━━━ Data to process

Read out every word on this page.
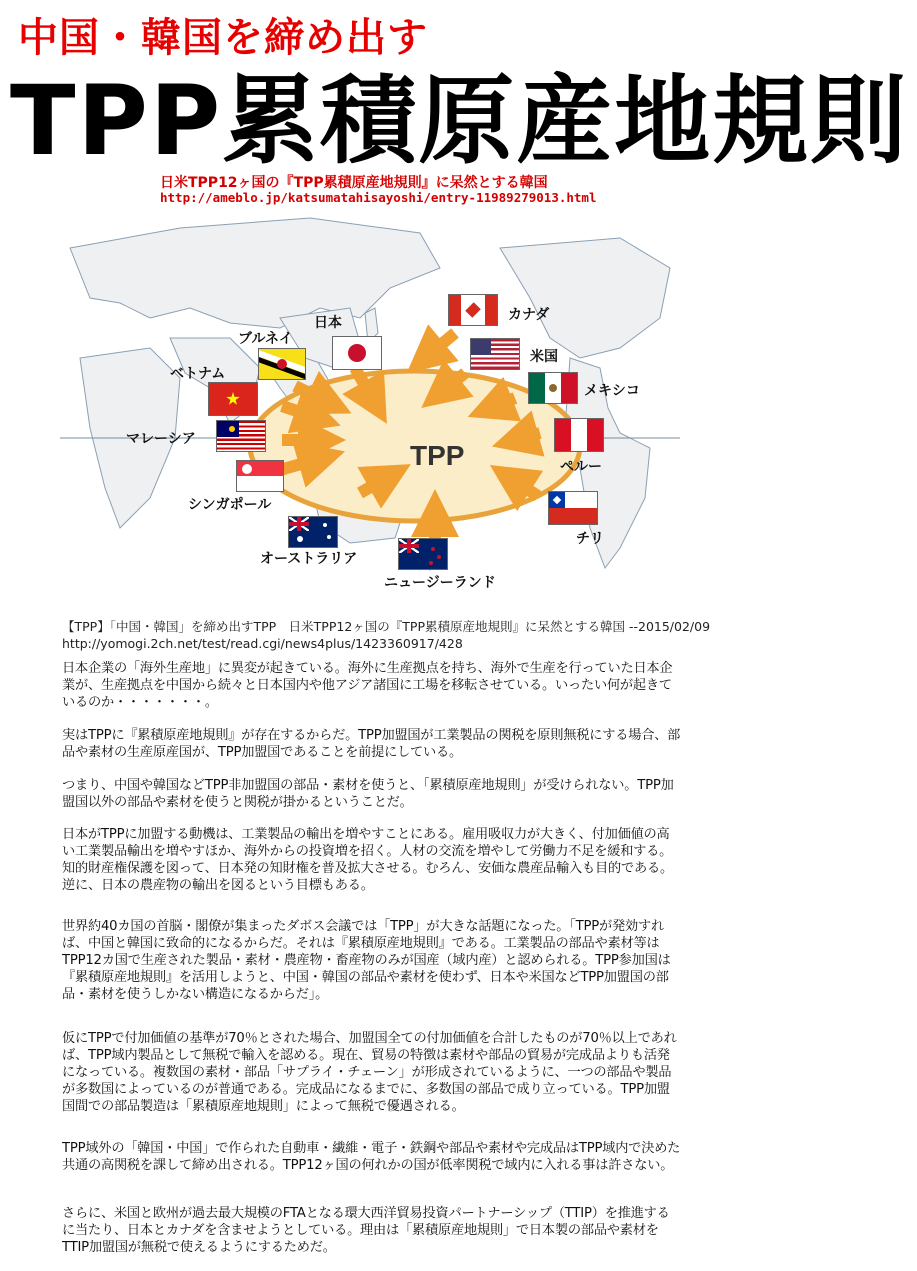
中国・韓国を締め出す
TPP累積原産地規則
日米TPP12ヶ国の『TPP累積原産地規則』に呆然とする韓国
http://ameblo.jp/katsumatahisayoshi/entry-11989279013.html
TPP
日本	カナダ
米国
メキシコ
ペルー
チリ
ニュージーランド
オーストラリア
シンガポール
マレーシア
ベトナム
ブルネイ
【TPP】「中国・韓国」を締め出すTPP　日米TPP12ヶ国の『TPP累積原産地規則』に呆然とする韓国 --2015/02/09
http://yomogi.2ch.net/test/read.cgi/news4plus/1423360917/428
日本企業の「海外生産地」に異変が起きている。海外に生産拠点を持ち、海外で生産を行っていた日本企業が、生産拠点を中国から続々と日本国内や他アジア諸国に工場を移転させている。いったい何が起きているのか・・・・・・・。
実はTPPに『累積原産地規則』が存在するからだ。TPP加盟国が工業製品の関税を原則無税にする場合、部品や素材の生産原産国が、TPP加盟国であることを前提にしている。
つまり、中国や韓国などTPP非加盟国の部品・素材を使うと、「累積原産地規則」が受けられない。TPP加盟国以外の部品や素材を使うと関税が掛かるということだ。
日本がTPPに加盟する動機は、工業製品の輸出を増やすことにある。雇用吸収力が大きく、付加価値の高い工業製品輸出を増やすほか、海外からの投資増を招く。人材の交流を増やして労働力不足を緩和する。知的財産権保護を図って、日本発の知財権を普及拡大させる。むろん、安価な農産品輸入も目的である。逆に、日本の農産物の輸出を図るという目標もある。
世界約40カ国の首脳・閣僚が集まったダボス会議では「TPP」が大きな話題になった。「TPPが発効すれば、中国と韓国に致命的になるからだ。それは『累積原産地規則』である。工業製品の部品や素材等はTPP12カ国で生産された製品・素材・農産物・畜産物のみが国産（域内産）と認められる。TPP参加国は『累積原産地規則』を活用しようと、中国・韓国の部品や素材を使わず、日本や米国などTPP加盟国の部品・素材を使うしかない構造になるからだ」。
仮にTPPで付加価値の基準が70％とされた場合、加盟国全ての付加価値を合計したものが70％以上であれば、TPP域内製品として無税で輸入を認める。現在、貿易の特徴は素材や部品の貿易が完成品よりも活発になっている。複数国の素材・部品「サプライ・チェーン」が形成されているように、一つの部品や製品が多数国によっているのが普通である。完成品になるまでに、多数国の部品で成り立っている。TPP加盟国間での部品製造は「累積原産地規則」によって無税で優遇される。
TPP域外の「韓国・中国」で作られた自動車・繊維・電子・鉄鋼や部品や素材や完成品はTPP域内で決めた共通の高関税を課して締め出される。TPP12ヶ国の何れかの国が低率関税で域内に入れる事は許さない。
さらに、米国と欧州が過去最大規模のFTAとなる環大西洋貿易投資パートナーシップ（TTIP）を推進するに当たり、日本とカナダを含ませようとしている。理由は「累積原産地規則」で日本製の部品や素材をTTIP加盟国が無税で使えるようにするためだ。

━━━━━━

#### [Prompt]
Verbatim reproduction of every record is required; images are left out.

#### [Finished answer]
Read out every word on this page.
中国・韓国を締め出す
TPP累積原産地規則
日米TPP12ヶ国の『TPP累積原産地規則』に呆然とする韓国
http://ameblo.jp/katsumatahisayoshi/entry-11989279013.html
TPP
日本	カナダ
米国
メキシコ
ペルー
チリ
ニュージーランド
オーストラリア
シンガポール
マレーシア
ベトナム
ブルネイ
【TPP】「中国・韓国」を締め出すTPP　日米TPP12ヶ国の『TPP累積原産地規則』に呆然とする韓国 --2015/02/09
http://yomogi.2ch.net/test/read.cgi/news4plus/1423360917/428
日本企業の「海外生産地」に異変が起きている。海外に生産拠点を持ち、海外で生産を行っていた日本企業が、生産拠点を中国から続々と日本国内や他アジア諸国に工場を移転させている。いったい何が起きているのか・・・・・・・。
実はTPPに『累積原産地規則』が存在するからだ。TPP加盟国が工業製品の関税を原則無税にする場合、部品や素材の生産原産国が、TPP加盟国であることを前提にしている。
つまり、中国や韓国などTPP非加盟国の部品・素材を使うと、「累積原産地規則」が受けられない。TPP加盟国以外の部品や素材を使うと関税が掛かるということだ。
日本がTPPに加盟する動機は、工業製品の輸出を増やすことにある。雇用吸収力が大きく、付加価値の高い工業製品輸出を増やすほか、海外からの投資増を招く。人材の交流を増やして労働力不足を緩和する。知的財産権保護を図って、日本発の知財権を普及拡大させる。むろん、安価な農産品輸入も目的である。逆に、日本の農産物の輸出を図るという目標もある。
世界約40カ国の首脳・閣僚が集まったダボス会議では「TPP」が大きな話題になった。「TPPが発効すれば、中国と韓国に致命的になるからだ。それは『累積原産地規則』である。工業製品の部品や素材等はTPP12カ国で生産された製品・素材・農産物・畜産物のみが国産（域内産）と認められる。TPP参加国は『累積原産地規則』を活用しようと、中国・韓国の部品や素材を使わず、日本や米国などTPP加盟国の部品・素材を使うしかない構造になるからだ」。
仮にTPPで付加価値の基準が70％とされた場合、加盟国全ての付加価値を合計したものが70％以上であれば、TPP域内製品として無税で輸入を認める。現在、貿易の特徴は素材や部品の貿易が完成品よりも活発になっている。複数国の素材・部品「サプライ・チェーン」が形成されているように、一つの部品や製品が多数国によっているのが普通である。完成品になるまでに、多数国の部品で成り立っている。TPP加盟国間での部品製造は「累積原産地規則」によって無税で優遇される。
TPP域外の「韓国・中国」で作られた自動車・繊維・電子・鉄鋼や部品や素材や完成品はTPP域内で決めた共通の高関税を課して締め出される。TPP12ヶ国の何れかの国が低率関税で域内に入れる事は許さない。
さらに、米国と欧州が過去最大規模のFTAとなる環大西洋貿易投資パートナーシップ（TTIP）を推進するに当たり、日本とカナダを含ませようとしている。理由は「累積原産地規則」で日本製の部品や素材をTTIP加盟国が無税で使えるようにするためだ。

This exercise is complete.